- **SOURCE TEXT**
────

LD_PRELOAD simply loads a library of your choice that executes code in the process context, that's all. folks usually do this when they cannot recompile or change the running binary, which means they also hook and/or overwrite functions of the said program.

generally folks will have gvisor calls integrated to their sandbox code, before the target process starts, so no need for preloading anything in most cases

lanigone•6mo ago
ask chatgpt to run dmesg via python and you’ll find another use of gvisor in prod…
sneak•6mo ago
I have wondered for a long time why we don’t see more networking in userspace for high security applications that don’t require high performance. I guess the answer is just that Linux has enough features now to hook into the kernel with userspace code that it usually isn’t necessary to move the whole IP and TCP stacks out.
illamint•6mo ago
gVisor also has a complete userspace networking stack that you can pull in, which makes it a lot easier to do some neat things like run an HTTP server responding to packets intercepted via eBPF and sent to an AF_XDP socket, which would otherwise be a pain.
tptacek•6mo ago
There's a separately-maintained fork of this (originally by the Tailscale folks) at https://pkg.go.dev/inet.af/netstack.
spr-alex•6mo ago
We're adding support to gvisor for container plugins, it's a reasonable approach for limiting the rich attack surface on linux
remram•6mo ago
Who is "we"? What are "container plugins"?
thundergolfer•6mo ago
We've run gVisor for over 2 years at Modal, and it's been a huge unlock for us. We get a secure sandbox with GPU support that can run on VMs. Just recently it allowed us to checkpoint/restore containers AND its GPUs[1].

gVisor's achilles heel is it's missing or inaccurate syscalls, but the gVisor team is first class in responding to Github issues so it's really quite manageable in practice if you know how to debug and hack on a userspace kernel.

1. https://news.ycombinator.com/item?id=44747116

ignoramous•6mo ago
> userspace kernel

Is gVisor a Kernel or a syscall + select subsystems (like network/gpu) proxy? In my head, a monolith Kernel (like Linux) does more than just syscalls (like memory management, device management, filesystems etc).

peterldowns•6mo ago
In the past I'd heard people recommend against gVisor, and recommend looking at firecracker instead, because of I/O overhead. Is that something you've noticed at Modal? Obviously you're happy with gVisor, not suggesting you switch, just curious about your experience.
tptacek•6mo ago
How are you handling the GPU isolation? (This was a big challenge for us doing AMD-Vi KVM isolation).
Nican•6mo ago
Microsoft's blog post on Hyperlight got my attention a while ago: https://opensource.microsoft.com/blog/2025/02/11/hyperlight-...

I am way out of my depth here, but can anyone make a comparison with the "micro virtual machines" concept?

eyberg•6mo ago
microvms as espoused by things like firecracker offer full machines but have tradeoffs like no gpu (which makes it boot faster)

hyperlight shaves way more off - (eg: no access to various devices that you'd find via qemu or firecracker) it does make use of virtualization but it doesn't try to have a full blown machine so it's better for things like embedding simple functions - I actually think it's an interesting concept but it is very different than what firecracker is doing

laurencerowe•6mo ago
TinyKVM [1] has similarities to the gVisor approach but runs at the KVM level instead, proxying a limited set of system calls through to the host.

────

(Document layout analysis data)
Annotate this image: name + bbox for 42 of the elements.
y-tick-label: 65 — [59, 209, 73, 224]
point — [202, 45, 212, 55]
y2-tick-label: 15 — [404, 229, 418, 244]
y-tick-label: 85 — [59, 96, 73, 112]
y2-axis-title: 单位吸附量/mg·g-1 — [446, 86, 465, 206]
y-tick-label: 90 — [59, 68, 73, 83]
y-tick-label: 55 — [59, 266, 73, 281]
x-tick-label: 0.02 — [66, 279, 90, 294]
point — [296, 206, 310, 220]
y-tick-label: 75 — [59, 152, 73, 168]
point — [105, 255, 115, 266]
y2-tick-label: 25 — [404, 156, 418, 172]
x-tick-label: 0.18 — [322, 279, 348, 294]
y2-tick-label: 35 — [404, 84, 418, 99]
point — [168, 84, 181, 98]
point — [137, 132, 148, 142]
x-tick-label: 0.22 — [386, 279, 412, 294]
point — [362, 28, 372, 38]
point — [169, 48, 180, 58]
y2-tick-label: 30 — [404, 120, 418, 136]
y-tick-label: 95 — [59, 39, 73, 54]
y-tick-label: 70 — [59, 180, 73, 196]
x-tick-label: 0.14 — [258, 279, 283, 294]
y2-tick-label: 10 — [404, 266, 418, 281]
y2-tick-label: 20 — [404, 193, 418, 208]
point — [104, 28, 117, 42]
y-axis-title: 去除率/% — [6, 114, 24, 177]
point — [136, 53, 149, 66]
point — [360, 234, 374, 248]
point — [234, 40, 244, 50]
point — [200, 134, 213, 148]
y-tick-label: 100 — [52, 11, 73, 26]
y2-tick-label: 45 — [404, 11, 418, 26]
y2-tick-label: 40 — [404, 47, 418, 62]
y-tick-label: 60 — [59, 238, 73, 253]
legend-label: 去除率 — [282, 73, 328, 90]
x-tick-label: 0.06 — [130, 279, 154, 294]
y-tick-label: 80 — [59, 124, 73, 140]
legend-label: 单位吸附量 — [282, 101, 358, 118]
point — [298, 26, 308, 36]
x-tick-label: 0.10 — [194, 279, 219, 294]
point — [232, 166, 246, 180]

────

- **REQUIREMENT 1**
Could you retype the stretch of the gVisor discussion from "illamint•6mo ago" through "folks) at https://pkg.go.dev/inet.af/netstack."?
- **REQUIREMENT 2**
Why does the gVisor discussion say preloading a library is unnecessary in most cases? Answer in one to three sentences.
- **REQUIREMENT 3**
How would you carry on the gVisor discussion from its last comment?

- **EXPECTED OUTPUT 1**
illamint•6mo ago
gVisor also has a complete userspace networking stack that you can pull in, which makes it a lot easier to do some neat things like run an HTTP server responding to packets intercepted via eBPF and sent to an AF_XDP socket, which would otherwise be a pain.
tptacek•6mo ago
There's a separately-maintained fork of this (originally by the Tailscale folks) at https://pkg.go.dev/inet.af/netstack.

- **EXPECTED OUTPUT 2**
People generally build gVisor calls into their sandbox code before the target process starts. That removes the need to preload anything in most cases.

- **EXPECTED OUTPUT 3**
EDIT: It seems that gVisor has a KVM mode too. https://gvisor.dev/docs/architecture_guide/platforms/#kvm

I've been working on KVMServer [2] recently which uses TinyKVM to run existing Linux server applications by intercepting epoll calls. While there is a small overhead to crossing the KVM boundary to handle sys calls we get the ability to quickly reset the state of the guest. This means we can provide per-request isolation with an order of magnitude less overhead than alternative approaches like forking a process or even spinning up a v8 isolate.

[1] Previous discussion: https://news.ycombinator.com/item?id=43358980

[2] https://github.com/libriscv/kvmserver

vlovich123•6mo ago
How do you deal with the lack of performance optimizations for JIT code because there’s no warm up and the optimizer never runs?
laurencerowe•6mo ago
We have support for running warmup requests and fork the VM after that. Eventually I’d like to add the ability to export the state of the VM so the warmup can be run on a different machine.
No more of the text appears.